- [PROBLEM DETAILS]: Each entry below should be returned exactly as is, with the pictures removed.

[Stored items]

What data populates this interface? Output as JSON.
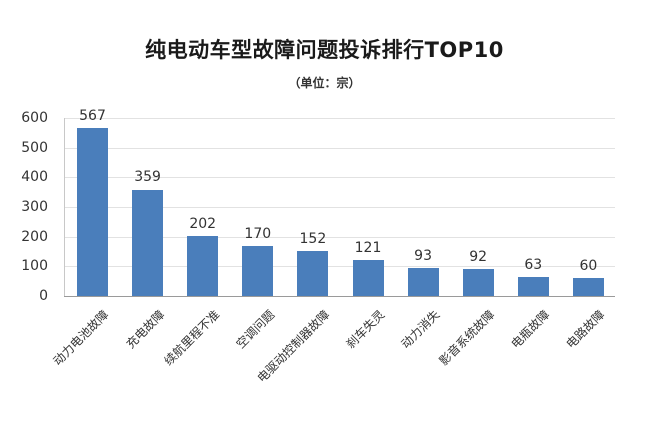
{
  "chart_data": {
    "type": "bar",
    "title": "纯电动车型故障问题投诉排行TOP10",
    "subtitle": "（单位：宗）",
    "xlabel": "",
    "ylabel": "",
    "ylim": [
      0,
      600
    ],
    "yticks": [
      0,
      100,
      200,
      300,
      400,
      500,
      600
    ],
    "grid": true,
    "legend": null,
    "bar_color": "#4a7ebb",
    "categories": [
      "动力电池故障",
      "充电故障",
      "续航里程不准",
      "空调问题",
      "电驱动控制器故障",
      "刹车失灵",
      "动力消失",
      "影音系统故障",
      "电瓶故障",
      "电路故障"
    ],
    "values": [
      567,
      359,
      202,
      170,
      152,
      121,
      93,
      92,
      63,
      60
    ]
  },
  "header": {
    "title": "纯电动车型故障问题投诉排行TOP10",
    "subtitle": "（单位：宗）"
  },
  "y_axis": {
    "ticks": [
      "600",
      "500",
      "400",
      "300",
      "200",
      "100",
      "0"
    ]
  },
  "bars": [
    {
      "label": "动力电池故障",
      "value": "567"
    },
    {
      "label": "充电故障",
      "value": "359"
    },
    {
      "label": "续航里程不准",
      "value": "202"
    },
    {
      "label": "空调问题",
      "value": "170"
    },
    {
      "label": "电驱动控制器故障",
      "value": "152"
    },
    {
      "label": "刹车失灵",
      "value": "121"
    },
    {
      "label": "动力消失",
      "value": "93"
    },
    {
      "label": "影音系统故障",
      "value": "92"
    },
    {
      "label": "电瓶故障",
      "value": "63"
    },
    {
      "label": "电路故障",
      "value": "60"
    }
  ]
}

- [CORRECT RESPONSE]:
What data populates this interface? Output as JSON.
{
  "chart_data": {
    "type": "bar",
    "title": "纯电动车型故障问题投诉排行TOP10",
    "subtitle": "（单位：宗）",
    "xlabel": "",
    "ylabel": "",
    "ylim": [
      0,
      600
    ],
    "yticks": [
      0,
      100,
      200,
      300,
      400,
      500,
      600
    ],
    "grid": true,
    "legend": null,
    "bar_color": "#4a7ebb",
    "categories": [
      "动力电池故障",
      "充电故障",
      "续航里程不准",
      "空调问题",
      "电驱动控制器故障",
      "刹车失灵",
      "动力消失",
      "影音系统故障",
      "电瓶故障",
      "电路故障"
    ],
    "values": [
      567,
      359,
      202,
      170,
      152,
      121,
      93,
      92,
      63,
      60
    ]
  },
  "header": {
    "title": "纯电动车型故障问题投诉排行TOP10",
    "subtitle": "（单位：宗）"
  },
  "y_axis": {
    "ticks": [
      "600",
      "500",
      "400",
      "300",
      "200",
      "100",
      "0"
    ]
  },
  "bars": [
    {
      "label": "动力电池故障",
      "value": "567"
    },
    {
      "label": "充电故障",
      "value": "359"
    },
    {
      "label": "续航里程不准",
      "value": "202"
    },
    {
      "label": "空调问题",
      "value": "170"
    },
    {
      "label": "电驱动控制器故障",
      "value": "152"
    },
    {
      "label": "刹车失灵",
      "value": "121"
    },
    {
      "label": "动力消失",
      "value": "93"
    },
    {
      "label": "影音系统故障",
      "value": "92"
    },
    {
      "label": "电瓶故障",
      "value": "63"
    },
    {
      "label": "电路故障",
      "value": "60"
    }
  ]
}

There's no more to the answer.